GIVEN EXERCISE =
Type out the records that follow, exactly as given.

(Excerpt from a dataset)
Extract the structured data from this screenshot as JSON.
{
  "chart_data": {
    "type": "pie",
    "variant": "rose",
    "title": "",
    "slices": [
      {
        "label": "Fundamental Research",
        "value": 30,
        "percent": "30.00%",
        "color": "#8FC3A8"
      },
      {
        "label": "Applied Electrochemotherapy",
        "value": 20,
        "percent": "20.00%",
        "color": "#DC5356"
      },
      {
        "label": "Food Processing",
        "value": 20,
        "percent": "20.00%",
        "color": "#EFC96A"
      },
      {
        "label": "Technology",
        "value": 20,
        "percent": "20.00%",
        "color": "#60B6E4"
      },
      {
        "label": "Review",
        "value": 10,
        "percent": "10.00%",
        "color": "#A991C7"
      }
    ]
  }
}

OUTPUT FOR THIS TASK =
Extract the structured data from this screenshot as JSON.
{
  "chart_data": {
    "type": "pie",
    "variant": "rose",
    "title": "",
    "slices": [
      {
        "label": "Fundamental Research",
        "value": 30,
        "percent": "30.00%",
        "color": "#8FC3A8"
      },
      {
        "label": "Applied Electrochemotherapy",
        "value": 20,
        "percent": "20.00%",
        "color": "#DC5356"
      },
      {
        "label": "Food Processing",
        "value": 20,
        "percent": "20.00%",
        "color": "#EFC96A"
      },
      {
        "label": "Technology",
        "value": 20,
        "percent": "20.00%",
        "color": "#60B6E4"
      },
      {
        "label": "Review",
        "value": 10,
        "percent": "10.00%",
        "color": "#A991C7"
      }
    ]
  }
}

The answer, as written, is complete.